::: Text block
On full frame cameras, e.g., EOS 5D Mark II or EOS 1V, the 46 degree coverage of the 50mm lens is equivalent to the sweet spot of the human eye. Hence, "normal lens," refers to the venerable 50mm prime lens. The natural perspective of this optic makes it easy to pre-visualize images.
One of the main reasons to own a 50mm lens is for available light photography. At F1.4 or 1.8 you can use a reasonably fast shutter speed to take pictures unobtrusively in murky light. The fast aperture also makes for bright viewfinders, a useful feature if you shoot in dark conditions. Fast optics tend to have smooth bokeh (background blur). The soft whirl of an out of focus background really makes your subject pop. Finally, a compelling reason to use a 50mm lens is size. Even the fastest 50mm prime is so small and light you'll hardly notice it in your bag.
::::::
::: Dataset content
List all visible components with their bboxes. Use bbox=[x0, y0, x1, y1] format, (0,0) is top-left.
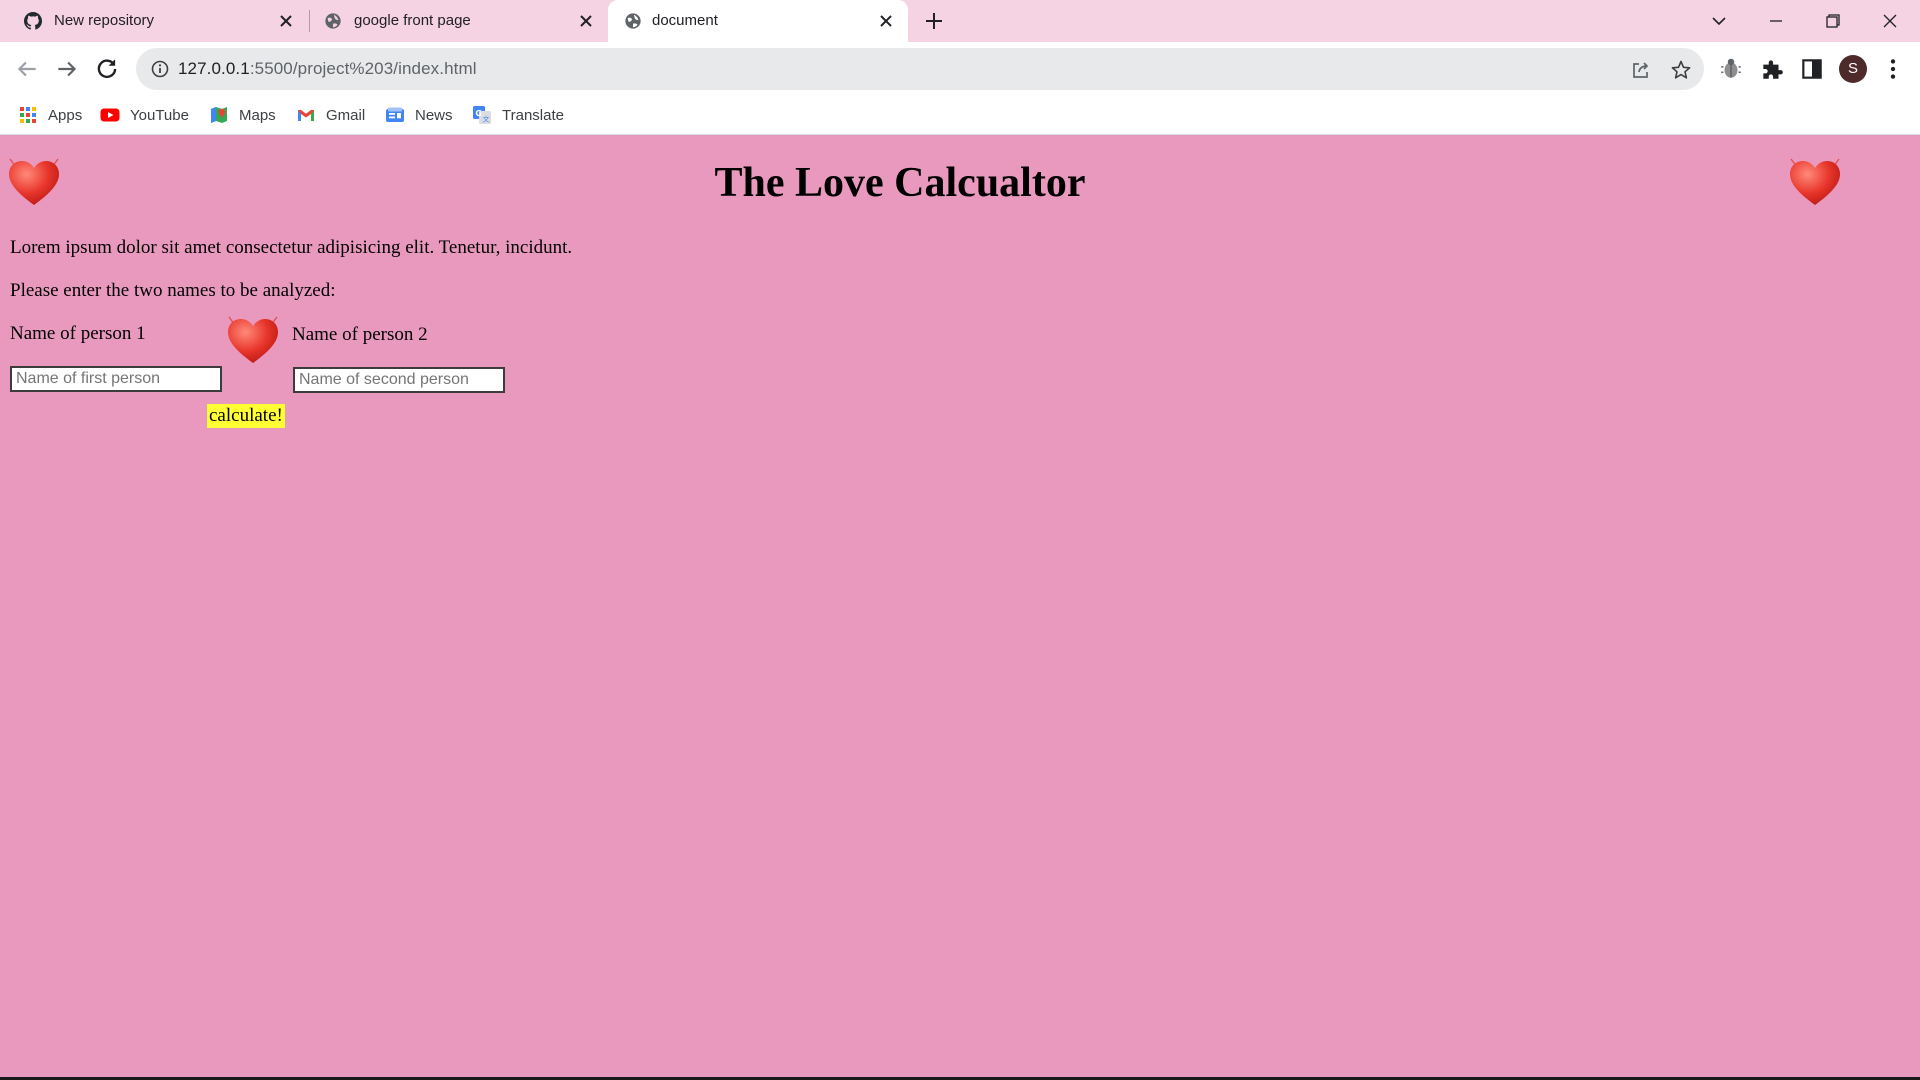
person2-input[interactable] bbox=[293, 367, 505, 393]
bookmark-label: YouTube bbox=[130, 106, 189, 124]
side-panel-icon[interactable] bbox=[1799, 56, 1825, 82]
tab-new-repository[interactable]: New repository bbox=[0, 0, 308, 42]
back-icon[interactable] bbox=[14, 56, 40, 82]
tab-title: New repository bbox=[54, 12, 155, 29]
tab-google-front-page[interactable]: google front page bbox=[308, 0, 608, 42]
reload-icon[interactable] bbox=[94, 56, 120, 82]
news-icon bbox=[386, 107, 404, 122]
globe-icon bbox=[325, 13, 341, 29]
profile-avatar[interactable]: S bbox=[1839, 55, 1867, 83]
instruction-text: Please enter the two names to be analyze… bbox=[10, 280, 336, 301]
bookmarks-bar: Apps YouTube Maps Gmail News G 文 Transla… bbox=[0, 96, 1920, 135]
person1-label: Name of person 1 bbox=[10, 323, 146, 344]
forward-icon[interactable] bbox=[54, 56, 80, 82]
extensions-puzzle-icon[interactable] bbox=[1759, 56, 1785, 82]
bookmark-news[interactable]: News bbox=[385, 104, 453, 126]
browser-toolbar: 127.0.0.1:5500/project%203/index.html S bbox=[0, 42, 1920, 96]
heart-icon bbox=[228, 316, 278, 363]
gmail-icon bbox=[298, 110, 314, 121]
tab-strip: New repository google front page documen… bbox=[0, 0, 1920, 42]
tab-search-chevron-icon[interactable] bbox=[1707, 9, 1731, 33]
github-icon bbox=[24, 12, 42, 30]
bookmark-apps[interactable]: Apps bbox=[18, 104, 82, 126]
new-tab-icon[interactable] bbox=[923, 10, 945, 32]
menu-kebab-icon[interactable] bbox=[1880, 56, 1906, 82]
url-path: :5500/project%203/index.html bbox=[249, 59, 477, 78]
address-bar[interactable]: 127.0.0.1:5500/project%203/index.html bbox=[136, 48, 1704, 90]
maps-icon bbox=[211, 107, 227, 123]
tab-title: document bbox=[652, 12, 718, 29]
close-icon[interactable] bbox=[276, 11, 296, 31]
calculate-button[interactable]: calculate! bbox=[207, 404, 285, 428]
person1-input[interactable] bbox=[10, 366, 222, 392]
bookmark-gmail[interactable]: Gmail bbox=[296, 104, 365, 126]
share-icon[interactable] bbox=[1630, 59, 1652, 81]
tab-title: google front page bbox=[354, 12, 471, 29]
bookmark-label: Gmail bbox=[326, 106, 366, 124]
minimize-icon[interactable] bbox=[1764, 9, 1788, 33]
url-host: 127.0.0.1 bbox=[178, 59, 250, 78]
restore-icon[interactable] bbox=[1821, 9, 1845, 33]
bookmark-label: Maps bbox=[239, 106, 276, 124]
bug-extension-icon[interactable] bbox=[1718, 56, 1744, 82]
bookmark-translate[interactable]: G 文 Translate bbox=[472, 104, 564, 126]
intro-text: Lorem ipsum dolor sit amet consectetur a… bbox=[10, 237, 573, 258]
close-icon[interactable] bbox=[876, 11, 896, 31]
tab-document[interactable]: document bbox=[608, 0, 908, 42]
globe-icon bbox=[625, 13, 641, 29]
site-info-icon[interactable] bbox=[150, 59, 170, 79]
close-icon[interactable] bbox=[576, 11, 596, 31]
bookmark-maps[interactable]: Maps bbox=[209, 104, 276, 126]
url-text[interactable]: 127.0.0.1:5500/project%203/index.html bbox=[178, 59, 477, 79]
bookmark-youtube[interactable]: YouTube bbox=[100, 104, 189, 126]
translate-icon: G 文 bbox=[473, 106, 491, 124]
page-title: The Love Calcualtor bbox=[714, 160, 1086, 206]
svg-text:文: 文 bbox=[483, 115, 490, 124]
bookmark-star-icon[interactable] bbox=[1670, 59, 1692, 81]
youtube-icon bbox=[100, 108, 120, 122]
bookmark-label: Translate bbox=[502, 106, 564, 124]
bookmark-label: News bbox=[415, 106, 453, 124]
apps-grid-icon bbox=[20, 107, 36, 123]
bookmark-label: Apps bbox=[48, 106, 83, 124]
close-window-icon[interactable] bbox=[1878, 9, 1902, 33]
page-content: The Love Calcualtor Lorem ipsum dolor si… bbox=[0, 135, 1920, 1080]
person2-label: Name of person 2 bbox=[292, 324, 428, 345]
svg-text:G: G bbox=[475, 109, 482, 118]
::::::
**Tasks to carry out**.
1) According to the 50mm lens text, how many degrees of coverage does a 50mm lens give on a full frame camera?
2) Duplicate the passage of the 50mm lens text that begins at the words "On full frame" and stops after "to pre-visualize images.".
The listing has no role here.

**Results in order**.
1) 46 degrees

2)
On full frame cameras, e.g., EOS 5D Mark II or EOS 1V, the 46 degree coverage of the 50mm lens is equivalent to the sweet spot of the human eye. Hence, "normal lens," refers to the venerable 50mm prime lens. The natural perspective of this optic makes it easy to pre-visualize images.